▶ _Short exercise_
Please copy out, character for character, the lines from the very first one through the line that contains "1306, 1506, 1323]", including both of those lines.
┌──
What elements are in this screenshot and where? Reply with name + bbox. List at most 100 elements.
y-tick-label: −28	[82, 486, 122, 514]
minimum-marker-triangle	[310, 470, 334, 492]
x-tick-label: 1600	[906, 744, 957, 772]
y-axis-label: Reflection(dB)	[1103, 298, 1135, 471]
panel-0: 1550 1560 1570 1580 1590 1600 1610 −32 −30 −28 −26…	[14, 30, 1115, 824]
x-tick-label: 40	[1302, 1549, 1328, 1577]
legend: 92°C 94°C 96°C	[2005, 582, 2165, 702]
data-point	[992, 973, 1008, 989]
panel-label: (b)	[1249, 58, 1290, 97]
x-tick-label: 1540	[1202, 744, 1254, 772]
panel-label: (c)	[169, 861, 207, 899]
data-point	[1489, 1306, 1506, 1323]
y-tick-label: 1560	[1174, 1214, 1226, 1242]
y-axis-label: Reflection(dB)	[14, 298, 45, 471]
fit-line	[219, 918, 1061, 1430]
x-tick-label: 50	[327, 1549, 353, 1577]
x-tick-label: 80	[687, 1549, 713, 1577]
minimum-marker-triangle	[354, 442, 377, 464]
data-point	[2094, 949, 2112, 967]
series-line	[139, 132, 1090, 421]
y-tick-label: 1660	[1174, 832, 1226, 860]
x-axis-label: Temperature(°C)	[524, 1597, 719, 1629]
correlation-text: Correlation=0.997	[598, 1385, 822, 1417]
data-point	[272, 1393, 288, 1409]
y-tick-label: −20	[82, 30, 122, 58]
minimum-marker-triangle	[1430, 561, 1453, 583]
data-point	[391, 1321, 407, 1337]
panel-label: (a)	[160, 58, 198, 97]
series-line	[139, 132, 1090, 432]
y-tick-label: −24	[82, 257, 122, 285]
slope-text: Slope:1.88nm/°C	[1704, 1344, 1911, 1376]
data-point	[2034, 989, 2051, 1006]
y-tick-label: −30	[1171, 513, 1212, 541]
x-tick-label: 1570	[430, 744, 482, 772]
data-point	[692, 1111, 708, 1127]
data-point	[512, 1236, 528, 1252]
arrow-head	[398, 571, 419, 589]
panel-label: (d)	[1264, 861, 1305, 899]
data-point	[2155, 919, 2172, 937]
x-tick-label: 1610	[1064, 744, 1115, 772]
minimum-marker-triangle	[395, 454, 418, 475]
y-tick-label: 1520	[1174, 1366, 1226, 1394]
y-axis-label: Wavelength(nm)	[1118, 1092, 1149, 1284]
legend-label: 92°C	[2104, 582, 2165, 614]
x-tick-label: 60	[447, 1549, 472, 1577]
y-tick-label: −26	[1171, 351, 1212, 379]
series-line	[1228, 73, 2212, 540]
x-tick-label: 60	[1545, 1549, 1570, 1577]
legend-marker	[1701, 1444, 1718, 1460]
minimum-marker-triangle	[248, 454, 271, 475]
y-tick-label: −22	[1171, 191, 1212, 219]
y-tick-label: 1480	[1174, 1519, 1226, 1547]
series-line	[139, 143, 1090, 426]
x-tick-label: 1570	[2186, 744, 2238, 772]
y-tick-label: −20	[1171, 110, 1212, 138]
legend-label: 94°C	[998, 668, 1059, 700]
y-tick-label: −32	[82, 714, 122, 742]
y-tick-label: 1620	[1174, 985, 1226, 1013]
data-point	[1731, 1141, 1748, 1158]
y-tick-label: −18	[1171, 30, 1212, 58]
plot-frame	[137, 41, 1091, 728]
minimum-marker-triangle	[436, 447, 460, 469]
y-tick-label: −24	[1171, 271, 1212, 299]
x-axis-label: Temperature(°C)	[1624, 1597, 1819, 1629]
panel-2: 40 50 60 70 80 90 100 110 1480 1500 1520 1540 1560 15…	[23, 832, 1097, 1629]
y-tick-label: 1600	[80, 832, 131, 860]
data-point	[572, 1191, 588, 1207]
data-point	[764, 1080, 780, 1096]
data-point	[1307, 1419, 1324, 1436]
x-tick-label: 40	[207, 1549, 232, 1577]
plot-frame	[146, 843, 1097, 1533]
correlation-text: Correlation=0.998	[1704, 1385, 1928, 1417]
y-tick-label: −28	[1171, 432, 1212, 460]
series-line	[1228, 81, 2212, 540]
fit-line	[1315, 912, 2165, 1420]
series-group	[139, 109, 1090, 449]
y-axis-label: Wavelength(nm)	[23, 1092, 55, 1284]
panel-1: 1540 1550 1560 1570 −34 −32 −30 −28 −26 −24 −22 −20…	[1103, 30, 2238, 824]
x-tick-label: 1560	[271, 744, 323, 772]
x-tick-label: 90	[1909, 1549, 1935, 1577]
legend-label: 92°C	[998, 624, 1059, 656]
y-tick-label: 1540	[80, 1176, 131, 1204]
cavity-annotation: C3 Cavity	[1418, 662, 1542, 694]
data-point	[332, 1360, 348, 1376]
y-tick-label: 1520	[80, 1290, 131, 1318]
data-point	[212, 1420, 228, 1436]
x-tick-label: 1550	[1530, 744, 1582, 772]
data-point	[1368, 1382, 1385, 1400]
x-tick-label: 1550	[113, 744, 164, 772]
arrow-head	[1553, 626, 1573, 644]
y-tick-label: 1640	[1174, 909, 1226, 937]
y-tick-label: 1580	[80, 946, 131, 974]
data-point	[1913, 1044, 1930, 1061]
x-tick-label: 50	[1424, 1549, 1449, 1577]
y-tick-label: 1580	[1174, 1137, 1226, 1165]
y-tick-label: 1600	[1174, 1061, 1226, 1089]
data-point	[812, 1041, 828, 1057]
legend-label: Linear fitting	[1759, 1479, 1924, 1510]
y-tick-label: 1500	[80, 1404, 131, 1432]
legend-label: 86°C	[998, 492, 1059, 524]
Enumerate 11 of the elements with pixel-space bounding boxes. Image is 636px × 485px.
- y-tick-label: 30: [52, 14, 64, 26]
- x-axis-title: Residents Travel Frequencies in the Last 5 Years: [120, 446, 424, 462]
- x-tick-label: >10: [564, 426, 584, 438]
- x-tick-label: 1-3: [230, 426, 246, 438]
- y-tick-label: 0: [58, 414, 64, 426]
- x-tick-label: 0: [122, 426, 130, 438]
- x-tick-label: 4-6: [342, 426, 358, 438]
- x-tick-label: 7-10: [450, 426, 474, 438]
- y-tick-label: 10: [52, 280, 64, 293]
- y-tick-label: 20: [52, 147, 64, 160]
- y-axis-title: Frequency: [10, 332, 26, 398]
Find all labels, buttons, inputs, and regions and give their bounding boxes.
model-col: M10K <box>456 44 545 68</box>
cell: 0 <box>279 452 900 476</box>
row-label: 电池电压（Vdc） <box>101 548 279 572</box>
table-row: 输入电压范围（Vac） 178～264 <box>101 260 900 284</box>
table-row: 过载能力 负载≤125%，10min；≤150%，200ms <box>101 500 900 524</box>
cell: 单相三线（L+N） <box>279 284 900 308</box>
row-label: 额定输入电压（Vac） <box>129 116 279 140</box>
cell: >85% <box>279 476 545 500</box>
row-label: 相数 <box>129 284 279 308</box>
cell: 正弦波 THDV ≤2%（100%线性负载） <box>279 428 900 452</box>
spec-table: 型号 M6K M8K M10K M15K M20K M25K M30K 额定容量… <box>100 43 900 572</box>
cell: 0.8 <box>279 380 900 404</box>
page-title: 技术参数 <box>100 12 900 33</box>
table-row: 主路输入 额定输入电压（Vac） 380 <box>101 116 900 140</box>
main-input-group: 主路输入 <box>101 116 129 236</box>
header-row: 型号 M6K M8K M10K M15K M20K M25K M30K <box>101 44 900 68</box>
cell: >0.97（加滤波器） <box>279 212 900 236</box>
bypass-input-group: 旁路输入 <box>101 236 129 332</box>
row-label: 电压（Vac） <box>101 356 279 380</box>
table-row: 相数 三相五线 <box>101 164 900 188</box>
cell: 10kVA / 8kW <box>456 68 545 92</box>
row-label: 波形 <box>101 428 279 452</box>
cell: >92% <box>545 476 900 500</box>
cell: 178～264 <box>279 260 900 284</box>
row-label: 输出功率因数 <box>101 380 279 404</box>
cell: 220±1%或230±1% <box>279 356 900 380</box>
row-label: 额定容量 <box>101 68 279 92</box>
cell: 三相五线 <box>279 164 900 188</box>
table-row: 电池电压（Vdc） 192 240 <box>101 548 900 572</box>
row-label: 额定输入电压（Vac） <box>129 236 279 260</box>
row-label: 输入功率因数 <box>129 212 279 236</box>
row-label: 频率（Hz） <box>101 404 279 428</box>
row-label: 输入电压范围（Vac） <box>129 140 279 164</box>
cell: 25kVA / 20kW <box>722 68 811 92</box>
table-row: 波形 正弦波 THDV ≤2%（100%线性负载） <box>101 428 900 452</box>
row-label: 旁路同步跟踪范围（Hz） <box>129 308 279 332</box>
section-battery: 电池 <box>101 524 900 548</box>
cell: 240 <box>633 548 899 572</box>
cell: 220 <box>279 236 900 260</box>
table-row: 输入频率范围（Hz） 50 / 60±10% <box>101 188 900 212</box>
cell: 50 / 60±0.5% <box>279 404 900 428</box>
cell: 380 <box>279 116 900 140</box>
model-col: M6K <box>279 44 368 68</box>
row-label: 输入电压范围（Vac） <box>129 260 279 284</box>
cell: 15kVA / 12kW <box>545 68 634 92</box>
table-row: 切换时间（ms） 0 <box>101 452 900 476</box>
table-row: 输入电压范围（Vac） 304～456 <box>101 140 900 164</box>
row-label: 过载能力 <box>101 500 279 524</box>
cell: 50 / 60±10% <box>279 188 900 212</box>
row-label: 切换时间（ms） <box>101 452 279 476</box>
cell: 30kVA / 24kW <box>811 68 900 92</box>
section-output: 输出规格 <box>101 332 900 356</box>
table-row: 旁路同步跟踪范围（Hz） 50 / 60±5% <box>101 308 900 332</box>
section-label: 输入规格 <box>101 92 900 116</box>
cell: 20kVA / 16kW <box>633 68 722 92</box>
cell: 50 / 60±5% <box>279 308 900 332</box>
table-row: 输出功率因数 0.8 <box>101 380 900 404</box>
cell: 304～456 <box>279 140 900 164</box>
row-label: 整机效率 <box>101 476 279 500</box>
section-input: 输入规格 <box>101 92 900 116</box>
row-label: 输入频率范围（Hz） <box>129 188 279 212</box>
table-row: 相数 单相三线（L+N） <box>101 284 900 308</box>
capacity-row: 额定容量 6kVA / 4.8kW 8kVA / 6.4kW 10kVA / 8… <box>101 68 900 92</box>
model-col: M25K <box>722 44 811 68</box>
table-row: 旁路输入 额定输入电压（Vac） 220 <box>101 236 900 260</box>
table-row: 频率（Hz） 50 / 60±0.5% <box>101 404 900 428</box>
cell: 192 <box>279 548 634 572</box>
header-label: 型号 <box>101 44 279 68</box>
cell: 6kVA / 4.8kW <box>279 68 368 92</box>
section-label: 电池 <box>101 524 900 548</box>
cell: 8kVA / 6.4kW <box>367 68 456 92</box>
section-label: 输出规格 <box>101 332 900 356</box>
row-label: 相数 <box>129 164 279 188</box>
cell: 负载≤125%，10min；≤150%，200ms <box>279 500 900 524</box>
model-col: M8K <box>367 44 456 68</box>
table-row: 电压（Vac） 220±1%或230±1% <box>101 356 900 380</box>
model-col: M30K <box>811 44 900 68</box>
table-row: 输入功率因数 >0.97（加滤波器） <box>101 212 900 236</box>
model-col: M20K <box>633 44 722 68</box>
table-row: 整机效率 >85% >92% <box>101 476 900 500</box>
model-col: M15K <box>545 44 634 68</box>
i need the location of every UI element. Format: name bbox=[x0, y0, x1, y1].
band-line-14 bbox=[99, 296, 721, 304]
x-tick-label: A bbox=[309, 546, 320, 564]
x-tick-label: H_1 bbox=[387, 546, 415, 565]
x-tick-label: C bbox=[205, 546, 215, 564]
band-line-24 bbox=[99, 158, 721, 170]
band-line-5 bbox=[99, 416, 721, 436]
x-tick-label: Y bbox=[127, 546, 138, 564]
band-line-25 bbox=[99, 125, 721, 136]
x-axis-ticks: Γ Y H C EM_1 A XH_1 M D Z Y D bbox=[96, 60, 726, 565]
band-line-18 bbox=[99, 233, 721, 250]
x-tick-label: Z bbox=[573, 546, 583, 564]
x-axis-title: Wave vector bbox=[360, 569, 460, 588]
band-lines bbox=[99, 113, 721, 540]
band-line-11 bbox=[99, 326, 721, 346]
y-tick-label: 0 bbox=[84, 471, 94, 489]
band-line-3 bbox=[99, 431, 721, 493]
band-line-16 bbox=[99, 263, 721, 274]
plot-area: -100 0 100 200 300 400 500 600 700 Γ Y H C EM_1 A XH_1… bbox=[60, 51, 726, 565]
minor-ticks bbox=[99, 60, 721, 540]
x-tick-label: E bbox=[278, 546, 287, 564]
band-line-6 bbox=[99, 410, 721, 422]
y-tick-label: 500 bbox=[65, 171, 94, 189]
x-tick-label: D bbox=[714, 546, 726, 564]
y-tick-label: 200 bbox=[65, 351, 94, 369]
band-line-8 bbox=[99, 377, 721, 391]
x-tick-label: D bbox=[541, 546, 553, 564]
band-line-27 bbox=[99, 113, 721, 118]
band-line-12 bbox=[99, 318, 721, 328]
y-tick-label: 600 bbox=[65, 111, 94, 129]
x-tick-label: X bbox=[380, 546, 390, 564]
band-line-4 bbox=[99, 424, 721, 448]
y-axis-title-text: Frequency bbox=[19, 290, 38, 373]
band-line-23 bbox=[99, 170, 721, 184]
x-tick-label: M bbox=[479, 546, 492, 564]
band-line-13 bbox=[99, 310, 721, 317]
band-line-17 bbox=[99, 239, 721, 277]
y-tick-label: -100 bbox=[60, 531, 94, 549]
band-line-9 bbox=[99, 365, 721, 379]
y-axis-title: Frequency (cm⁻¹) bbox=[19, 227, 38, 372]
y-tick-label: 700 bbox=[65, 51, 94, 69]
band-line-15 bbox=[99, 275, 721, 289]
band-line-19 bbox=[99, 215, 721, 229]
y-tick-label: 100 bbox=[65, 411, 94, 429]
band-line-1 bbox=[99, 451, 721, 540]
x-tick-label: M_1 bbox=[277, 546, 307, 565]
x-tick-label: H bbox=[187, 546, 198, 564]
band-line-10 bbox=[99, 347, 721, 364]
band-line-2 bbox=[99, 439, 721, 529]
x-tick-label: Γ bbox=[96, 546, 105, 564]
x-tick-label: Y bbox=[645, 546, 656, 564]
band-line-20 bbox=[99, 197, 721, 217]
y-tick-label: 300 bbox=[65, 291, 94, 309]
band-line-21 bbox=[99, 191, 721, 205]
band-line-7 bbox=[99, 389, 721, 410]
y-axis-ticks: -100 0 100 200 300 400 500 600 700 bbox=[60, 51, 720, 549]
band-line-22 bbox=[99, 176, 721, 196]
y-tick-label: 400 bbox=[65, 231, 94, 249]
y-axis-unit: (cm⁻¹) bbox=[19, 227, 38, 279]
└──
▶ _Written answer_
What elements are in this screenshot and where? Reply with name + bbox. List at most 100 elements.
y-tick-label: −28	[82, 486, 122, 514]
minimum-marker-triangle	[310, 470, 334, 492]
x-tick-label: 1600	[906, 744, 957, 772]
y-axis-label: Reflection(dB)	[1103, 298, 1135, 471]
panel-0: 1550 1560 1570 1580 1590 1600 1610 −32 −30 −28 −26…	[14, 30, 1115, 824]
x-tick-label: 40	[1302, 1549, 1328, 1577]
legend: 92°C 94°C 96°C	[2005, 582, 2165, 702]
data-point	[992, 973, 1008, 989]
panel-label: (b)	[1249, 58, 1290, 97]
x-tick-label: 1540	[1202, 744, 1254, 772]
panel-label: (c)	[169, 861, 207, 899]
data-point	[1489, 1306, 1506, 1323]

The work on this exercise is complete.